→ Task instructions: All lines holding the string "icon" are to be shown.

------------------------

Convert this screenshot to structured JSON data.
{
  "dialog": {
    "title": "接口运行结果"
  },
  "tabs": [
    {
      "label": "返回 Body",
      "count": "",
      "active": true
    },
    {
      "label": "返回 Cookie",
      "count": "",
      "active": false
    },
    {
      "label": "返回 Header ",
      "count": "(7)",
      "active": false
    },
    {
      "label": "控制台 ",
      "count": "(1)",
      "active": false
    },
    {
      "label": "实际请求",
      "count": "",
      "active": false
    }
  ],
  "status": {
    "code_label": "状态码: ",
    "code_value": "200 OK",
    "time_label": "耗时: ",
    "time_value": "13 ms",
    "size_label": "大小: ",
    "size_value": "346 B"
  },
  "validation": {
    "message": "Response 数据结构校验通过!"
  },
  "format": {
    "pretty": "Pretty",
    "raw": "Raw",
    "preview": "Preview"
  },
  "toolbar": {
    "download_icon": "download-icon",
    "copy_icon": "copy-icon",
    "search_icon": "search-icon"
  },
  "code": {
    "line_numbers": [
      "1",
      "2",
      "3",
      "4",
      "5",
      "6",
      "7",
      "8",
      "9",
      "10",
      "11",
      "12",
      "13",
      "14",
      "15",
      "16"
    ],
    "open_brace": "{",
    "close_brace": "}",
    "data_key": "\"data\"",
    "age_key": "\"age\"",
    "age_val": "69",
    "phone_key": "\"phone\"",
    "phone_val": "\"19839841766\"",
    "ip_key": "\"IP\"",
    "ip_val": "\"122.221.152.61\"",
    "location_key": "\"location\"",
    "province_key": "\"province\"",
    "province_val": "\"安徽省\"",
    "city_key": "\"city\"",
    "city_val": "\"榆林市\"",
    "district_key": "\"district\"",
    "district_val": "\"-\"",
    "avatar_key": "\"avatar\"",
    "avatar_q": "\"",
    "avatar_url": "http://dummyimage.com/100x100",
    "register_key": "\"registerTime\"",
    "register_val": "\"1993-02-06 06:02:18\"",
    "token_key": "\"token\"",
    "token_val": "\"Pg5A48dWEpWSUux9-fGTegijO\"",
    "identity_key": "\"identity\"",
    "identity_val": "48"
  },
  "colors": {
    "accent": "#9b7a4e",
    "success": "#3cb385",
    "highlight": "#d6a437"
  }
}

------------------------

→ Written solution:
    "download_icon": "download-icon",
    "copy_icon": "copy-icon",
    "search_icon": "search-icon"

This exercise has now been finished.